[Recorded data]
================

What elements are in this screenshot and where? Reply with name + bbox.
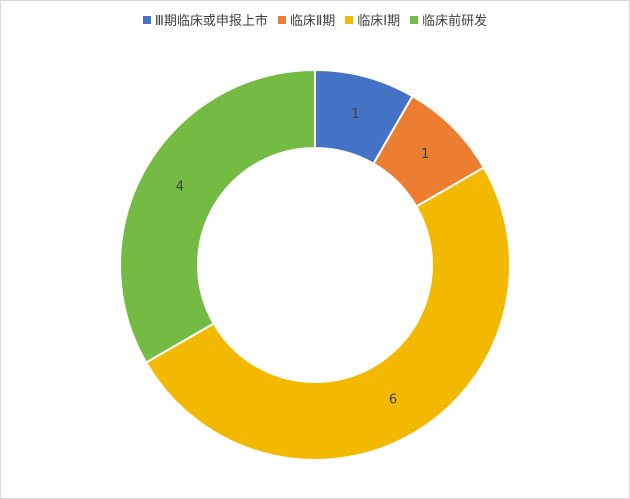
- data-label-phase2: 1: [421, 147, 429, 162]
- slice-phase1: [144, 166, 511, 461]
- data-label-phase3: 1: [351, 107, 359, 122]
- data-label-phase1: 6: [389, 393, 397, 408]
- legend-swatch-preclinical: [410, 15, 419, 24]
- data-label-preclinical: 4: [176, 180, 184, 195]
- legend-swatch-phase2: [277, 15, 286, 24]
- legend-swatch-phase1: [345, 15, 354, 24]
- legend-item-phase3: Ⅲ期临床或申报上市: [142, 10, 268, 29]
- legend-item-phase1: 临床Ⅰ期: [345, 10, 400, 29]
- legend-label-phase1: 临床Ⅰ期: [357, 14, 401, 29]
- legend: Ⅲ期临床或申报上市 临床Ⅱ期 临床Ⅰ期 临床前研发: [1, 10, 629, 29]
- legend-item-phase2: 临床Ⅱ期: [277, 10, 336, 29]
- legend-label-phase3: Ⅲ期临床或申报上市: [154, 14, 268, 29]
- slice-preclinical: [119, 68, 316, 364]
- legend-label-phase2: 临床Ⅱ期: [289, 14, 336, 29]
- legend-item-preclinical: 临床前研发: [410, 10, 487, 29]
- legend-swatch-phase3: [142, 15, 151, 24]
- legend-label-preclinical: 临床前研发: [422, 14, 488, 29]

================

## What you will do
Write out every line of the entries above without changing a character, and leave out the pictures.

## Written response
What elements are in this screenshot and where? Reply with name + bbox.
- data-label-phase2: 1: [421, 147, 429, 162]
- slice-phase1: [144, 166, 511, 461]
- data-label-phase3: 1: [351, 107, 359, 122]
- data-label-phase1: 6: [389, 393, 397, 408]
- legend-swatch-preclinical: [410, 15, 419, 24]
- data-label-preclinical: 4: [176, 180, 184, 195]
- legend-swatch-phase2: [277, 15, 286, 24]
- legend-swatch-phase1: [345, 15, 354, 24]
- legend-item-phase3: Ⅲ期临床或申报上市: [142, 10, 268, 29]
- legend-item-phase1: 临床Ⅰ期: [345, 10, 400, 29]
- legend-label-phase1: 临床Ⅰ期: [357, 14, 401, 29]
- legend: Ⅲ期临床或申报上市 临床Ⅱ期 临床Ⅰ期 临床前研发: [1, 10, 629, 29]
- legend-item-phase2: 临床Ⅱ期: [277, 10, 336, 29]
- legend-label-phase3: Ⅲ期临床或申报上市: [154, 14, 268, 29]
- slice-preclinical: [119, 68, 316, 364]
- legend-label-phase2: 临床Ⅱ期: [289, 14, 336, 29]
- legend-item-preclinical: 临床前研发: [410, 10, 487, 29]
- legend-swatch-phase3: [142, 15, 151, 24]
- legend-label-preclinical: 临床前研发: [422, 14, 488, 29]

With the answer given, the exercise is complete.